(Excerpt from a dataset)
========

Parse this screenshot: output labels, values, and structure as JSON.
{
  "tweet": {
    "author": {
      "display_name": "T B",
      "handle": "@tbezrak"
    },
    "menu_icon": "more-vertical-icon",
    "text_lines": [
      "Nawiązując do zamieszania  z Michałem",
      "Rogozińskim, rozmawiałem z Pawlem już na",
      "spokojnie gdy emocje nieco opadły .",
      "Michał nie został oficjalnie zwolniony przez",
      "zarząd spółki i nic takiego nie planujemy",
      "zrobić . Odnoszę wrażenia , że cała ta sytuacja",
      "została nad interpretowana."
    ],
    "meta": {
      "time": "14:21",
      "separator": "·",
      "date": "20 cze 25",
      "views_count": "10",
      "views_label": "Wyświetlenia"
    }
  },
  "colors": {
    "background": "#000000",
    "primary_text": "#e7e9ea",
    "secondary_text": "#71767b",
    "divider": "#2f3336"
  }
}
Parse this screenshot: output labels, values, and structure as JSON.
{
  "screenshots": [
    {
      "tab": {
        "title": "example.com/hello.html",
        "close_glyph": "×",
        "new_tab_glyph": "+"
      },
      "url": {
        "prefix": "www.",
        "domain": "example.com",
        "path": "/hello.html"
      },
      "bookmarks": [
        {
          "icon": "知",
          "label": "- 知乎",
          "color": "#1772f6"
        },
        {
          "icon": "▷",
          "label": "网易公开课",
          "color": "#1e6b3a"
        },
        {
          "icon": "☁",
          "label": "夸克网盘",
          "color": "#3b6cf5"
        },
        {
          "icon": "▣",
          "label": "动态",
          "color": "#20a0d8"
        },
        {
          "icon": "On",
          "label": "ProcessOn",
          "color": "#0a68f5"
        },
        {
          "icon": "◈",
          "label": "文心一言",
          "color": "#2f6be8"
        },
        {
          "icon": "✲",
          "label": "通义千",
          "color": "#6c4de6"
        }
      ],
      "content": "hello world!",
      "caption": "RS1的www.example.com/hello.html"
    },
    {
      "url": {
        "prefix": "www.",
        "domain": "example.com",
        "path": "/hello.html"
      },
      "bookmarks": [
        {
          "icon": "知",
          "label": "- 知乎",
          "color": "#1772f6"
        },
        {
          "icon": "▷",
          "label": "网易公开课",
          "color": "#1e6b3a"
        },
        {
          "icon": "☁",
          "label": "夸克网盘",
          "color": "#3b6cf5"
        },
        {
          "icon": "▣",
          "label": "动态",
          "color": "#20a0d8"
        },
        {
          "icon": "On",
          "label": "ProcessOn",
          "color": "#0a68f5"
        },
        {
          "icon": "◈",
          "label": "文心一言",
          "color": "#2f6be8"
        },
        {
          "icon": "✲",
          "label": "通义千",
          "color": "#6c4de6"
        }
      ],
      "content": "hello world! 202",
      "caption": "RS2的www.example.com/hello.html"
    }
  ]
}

========

JOB
Reproduce the records above exactly as they appear.

TASK RESULT
Parse this screenshot: output labels, values, and structure as JSON.
{
  "tweet": {
    "author": {
      "display_name": "T B",
      "handle": "@tbezrak"
    },
    "menu_icon": "more-vertical-icon",
    "text_lines": [
      "Nawiązując do zamieszania  z Michałem",
      "Rogozińskim, rozmawiałem z Pawlem już na",
      "spokojnie gdy emocje nieco opadły .",
      "Michał nie został oficjalnie zwolniony przez",
      "zarząd spółki i nic takiego nie planujemy",
      "zrobić . Odnoszę wrażenia , że cała ta sytuacja",
      "została nad interpretowana."
    ],
    "meta": {
      "time": "14:21",
      "separator": "·",
      "date": "20 cze 25",
      "views_count": "10",
      "views_label": "Wyświetlenia"
    }
  },
  "colors": {
    "background": "#000000",
    "primary_text": "#e7e9ea",
    "secondary_text": "#71767b",
    "divider": "#2f3336"
  }
}
Parse this screenshot: output labels, values, and structure as JSON.
{
  "screenshots": [
    {
      "tab": {
        "title": "example.com/hello.html",
        "close_glyph": "×",
        "new_tab_glyph": "+"
      },
      "url": {
        "prefix": "www.",
        "domain": "example.com",
        "path": "/hello.html"
      },
      "bookmarks": [
        {
          "icon": "知",
          "label": "- 知乎",
          "color": "#1772f6"
        },
        {
          "icon": "▷",
          "label": "网易公开课",
          "color": "#1e6b3a"
        },
        {
          "icon": "☁",
          "label": "夸克网盘",
          "color": "#3b6cf5"
        },
        {
          "icon": "▣",
          "label": "动态",
          "color": "#20a0d8"
        },
        {
          "icon": "On",
          "label": "ProcessOn",
          "color": "#0a68f5"
        },
        {
          "icon": "◈",
          "label": "文心一言",
          "color": "#2f6be8"
        },
        {
          "icon": "✲",
          "label": "通义千",
          "color": "#6c4de6"
        }
      ],
      "content": "hello world!",
      "caption": "RS1的www.example.com/hello.html"
    },
    {
      "url": {
        "prefix": "www.",
        "domain": "example.com",
        "path": "/hello.html"
      },
      "bookmarks": [
        {
          "icon": "知",
          "label": "- 知乎",
          "color": "#1772f6"
        },
        {
          "icon": "▷",
          "label": "网易公开课",
          "color": "#1e6b3a"
        },
        {
          "icon": "☁",
          "label": "夸克网盘",
          "color": "#3b6cf5"
        },
        {
          "icon": "▣",
          "label": "动态",
          "color": "#20a0d8"
        },
        {
          "icon": "On",
          "label": "ProcessOn",
          "color": "#0a68f5"
        },
        {
          "icon": "◈",
          "label": "文心一言",
          "color": "#2f6be8"
        },
        {
          "icon": "✲",
          "label": "通义千",
          "color": "#6c4de6"
        }
      ],
      "content": "hello world! 202",
      "caption": "RS2的www.example.com/hello.html"
    }
  ]
}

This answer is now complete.